> _AIM OF THE TASK_: Filter the lines below, copying only those with the string "Decentral".

Stored items

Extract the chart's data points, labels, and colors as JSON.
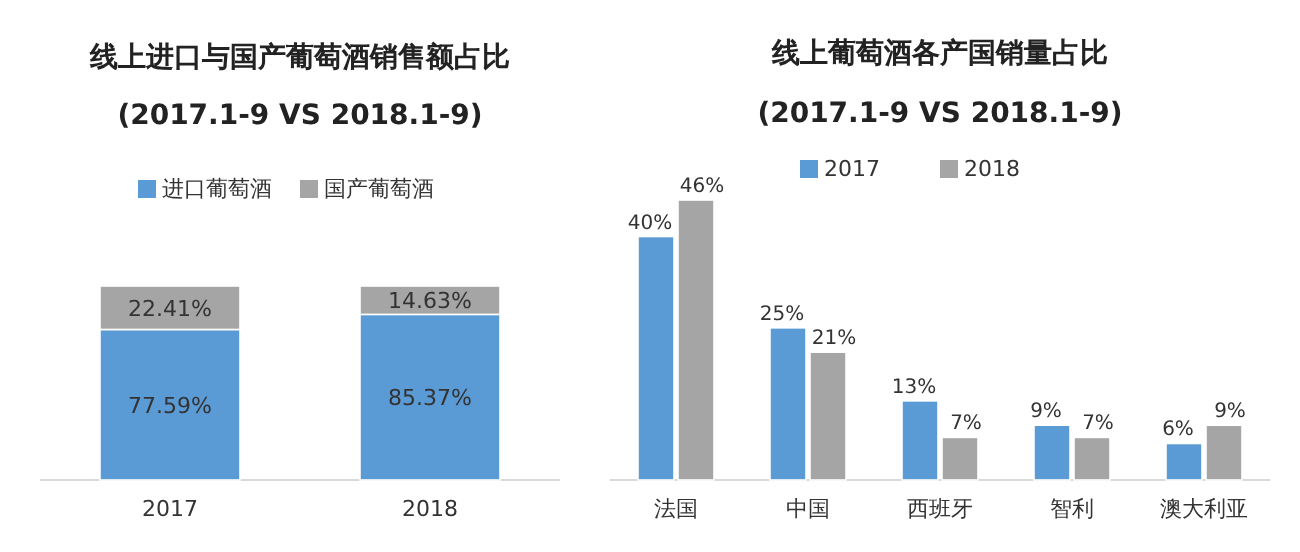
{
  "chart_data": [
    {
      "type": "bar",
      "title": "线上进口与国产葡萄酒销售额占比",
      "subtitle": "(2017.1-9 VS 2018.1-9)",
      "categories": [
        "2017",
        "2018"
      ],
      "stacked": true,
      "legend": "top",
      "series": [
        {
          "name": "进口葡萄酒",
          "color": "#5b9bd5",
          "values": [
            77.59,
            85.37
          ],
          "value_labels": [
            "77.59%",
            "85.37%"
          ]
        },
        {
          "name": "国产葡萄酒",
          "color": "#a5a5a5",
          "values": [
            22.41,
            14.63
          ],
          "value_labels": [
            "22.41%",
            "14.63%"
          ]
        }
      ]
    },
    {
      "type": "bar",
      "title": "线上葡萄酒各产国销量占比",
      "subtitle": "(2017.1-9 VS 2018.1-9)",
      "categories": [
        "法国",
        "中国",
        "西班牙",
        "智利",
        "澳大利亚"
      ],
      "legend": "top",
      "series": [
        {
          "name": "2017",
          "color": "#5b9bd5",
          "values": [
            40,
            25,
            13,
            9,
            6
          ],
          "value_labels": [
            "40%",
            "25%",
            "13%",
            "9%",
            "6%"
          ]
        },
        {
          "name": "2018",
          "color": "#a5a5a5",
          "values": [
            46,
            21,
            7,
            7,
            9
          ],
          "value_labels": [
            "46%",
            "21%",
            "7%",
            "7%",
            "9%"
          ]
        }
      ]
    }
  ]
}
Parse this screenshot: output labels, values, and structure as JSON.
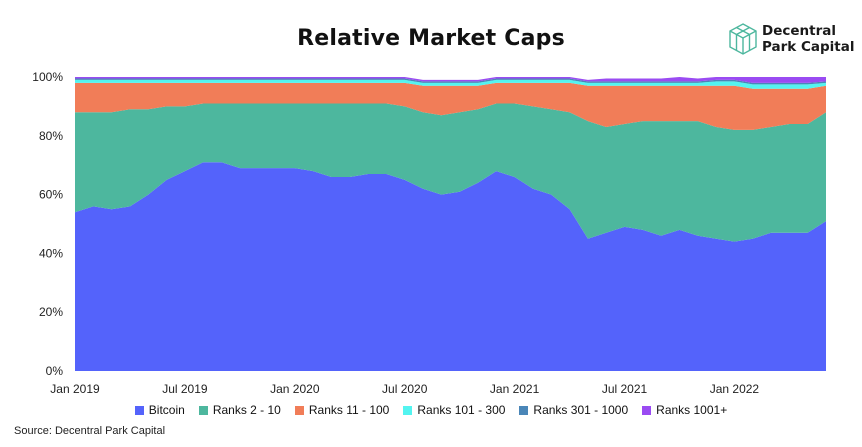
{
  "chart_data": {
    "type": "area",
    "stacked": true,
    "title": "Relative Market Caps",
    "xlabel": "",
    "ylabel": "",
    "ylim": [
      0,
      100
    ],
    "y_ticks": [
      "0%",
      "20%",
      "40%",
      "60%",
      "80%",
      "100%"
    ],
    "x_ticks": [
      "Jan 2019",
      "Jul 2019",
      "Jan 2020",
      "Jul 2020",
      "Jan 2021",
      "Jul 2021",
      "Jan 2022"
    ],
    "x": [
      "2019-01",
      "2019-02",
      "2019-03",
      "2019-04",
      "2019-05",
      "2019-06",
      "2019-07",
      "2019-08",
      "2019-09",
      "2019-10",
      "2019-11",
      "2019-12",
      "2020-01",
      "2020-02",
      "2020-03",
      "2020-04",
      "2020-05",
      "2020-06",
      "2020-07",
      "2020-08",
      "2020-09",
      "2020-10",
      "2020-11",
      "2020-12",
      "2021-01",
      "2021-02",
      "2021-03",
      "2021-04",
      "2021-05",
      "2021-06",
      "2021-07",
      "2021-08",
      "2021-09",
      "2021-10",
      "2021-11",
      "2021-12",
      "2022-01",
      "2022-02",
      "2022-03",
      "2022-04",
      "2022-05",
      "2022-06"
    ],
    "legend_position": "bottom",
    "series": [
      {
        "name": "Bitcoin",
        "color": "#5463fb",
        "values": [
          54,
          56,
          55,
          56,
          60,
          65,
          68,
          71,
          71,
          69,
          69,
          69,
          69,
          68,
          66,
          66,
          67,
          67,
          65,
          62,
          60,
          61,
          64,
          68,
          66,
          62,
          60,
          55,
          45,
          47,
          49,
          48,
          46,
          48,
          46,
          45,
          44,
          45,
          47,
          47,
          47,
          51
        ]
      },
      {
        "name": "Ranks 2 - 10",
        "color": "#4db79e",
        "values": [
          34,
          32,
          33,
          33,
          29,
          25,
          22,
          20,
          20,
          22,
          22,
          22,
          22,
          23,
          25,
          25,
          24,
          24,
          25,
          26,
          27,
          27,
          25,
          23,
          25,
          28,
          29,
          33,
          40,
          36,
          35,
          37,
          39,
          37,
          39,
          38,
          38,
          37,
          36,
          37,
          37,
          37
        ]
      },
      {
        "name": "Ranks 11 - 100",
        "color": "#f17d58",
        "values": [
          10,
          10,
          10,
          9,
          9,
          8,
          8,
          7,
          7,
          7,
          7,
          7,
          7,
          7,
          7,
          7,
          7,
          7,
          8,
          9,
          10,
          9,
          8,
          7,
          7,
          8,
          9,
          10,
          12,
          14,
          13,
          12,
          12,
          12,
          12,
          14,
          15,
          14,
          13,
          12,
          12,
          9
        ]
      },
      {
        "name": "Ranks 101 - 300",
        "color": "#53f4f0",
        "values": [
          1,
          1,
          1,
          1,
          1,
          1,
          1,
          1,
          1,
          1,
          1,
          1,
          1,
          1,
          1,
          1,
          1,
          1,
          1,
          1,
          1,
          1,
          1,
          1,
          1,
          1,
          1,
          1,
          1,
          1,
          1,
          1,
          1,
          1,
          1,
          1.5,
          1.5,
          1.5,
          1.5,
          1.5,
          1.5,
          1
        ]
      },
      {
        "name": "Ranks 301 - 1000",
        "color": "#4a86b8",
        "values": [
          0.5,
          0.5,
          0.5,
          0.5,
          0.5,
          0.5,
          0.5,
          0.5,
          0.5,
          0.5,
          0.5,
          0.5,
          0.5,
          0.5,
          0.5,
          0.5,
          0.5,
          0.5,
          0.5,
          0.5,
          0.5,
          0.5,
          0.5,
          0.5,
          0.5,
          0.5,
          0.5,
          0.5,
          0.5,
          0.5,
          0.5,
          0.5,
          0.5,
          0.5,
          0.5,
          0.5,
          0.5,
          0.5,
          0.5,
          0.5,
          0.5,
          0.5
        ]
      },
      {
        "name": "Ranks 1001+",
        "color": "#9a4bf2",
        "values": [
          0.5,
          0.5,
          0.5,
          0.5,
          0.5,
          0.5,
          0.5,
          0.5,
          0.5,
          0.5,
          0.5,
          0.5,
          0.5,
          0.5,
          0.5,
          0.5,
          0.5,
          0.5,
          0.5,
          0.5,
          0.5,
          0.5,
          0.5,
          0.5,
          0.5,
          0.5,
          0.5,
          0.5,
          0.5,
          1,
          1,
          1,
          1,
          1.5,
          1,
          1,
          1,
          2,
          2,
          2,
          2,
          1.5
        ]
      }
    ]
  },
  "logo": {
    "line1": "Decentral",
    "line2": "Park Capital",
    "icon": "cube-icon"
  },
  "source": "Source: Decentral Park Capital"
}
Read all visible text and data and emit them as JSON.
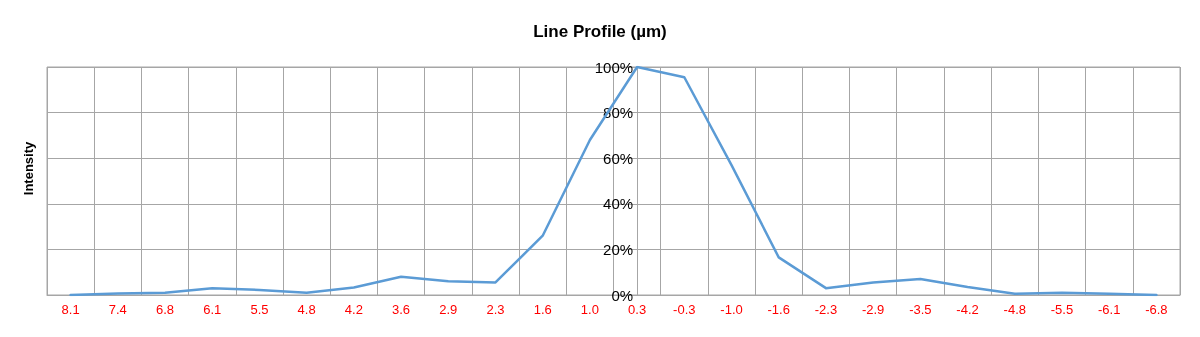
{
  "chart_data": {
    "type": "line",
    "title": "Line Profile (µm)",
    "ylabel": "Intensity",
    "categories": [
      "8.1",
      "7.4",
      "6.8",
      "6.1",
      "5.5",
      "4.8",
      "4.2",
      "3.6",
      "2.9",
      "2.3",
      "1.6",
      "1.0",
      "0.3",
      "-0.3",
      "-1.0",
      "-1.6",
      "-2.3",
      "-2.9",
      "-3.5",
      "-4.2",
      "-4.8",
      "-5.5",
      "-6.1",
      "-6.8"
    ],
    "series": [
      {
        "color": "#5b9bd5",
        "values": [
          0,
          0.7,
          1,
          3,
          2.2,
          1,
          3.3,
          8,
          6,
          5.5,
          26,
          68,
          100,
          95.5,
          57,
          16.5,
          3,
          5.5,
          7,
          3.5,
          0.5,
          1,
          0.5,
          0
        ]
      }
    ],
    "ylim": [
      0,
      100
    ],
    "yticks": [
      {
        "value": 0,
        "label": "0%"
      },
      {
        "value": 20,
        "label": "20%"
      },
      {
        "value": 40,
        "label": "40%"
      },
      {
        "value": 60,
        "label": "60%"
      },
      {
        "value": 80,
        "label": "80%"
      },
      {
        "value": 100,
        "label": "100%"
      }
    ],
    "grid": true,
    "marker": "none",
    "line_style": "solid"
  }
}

> _REPLY_:
    "line1": "Decentral",
  "source": "Source: Decentral Park Capital"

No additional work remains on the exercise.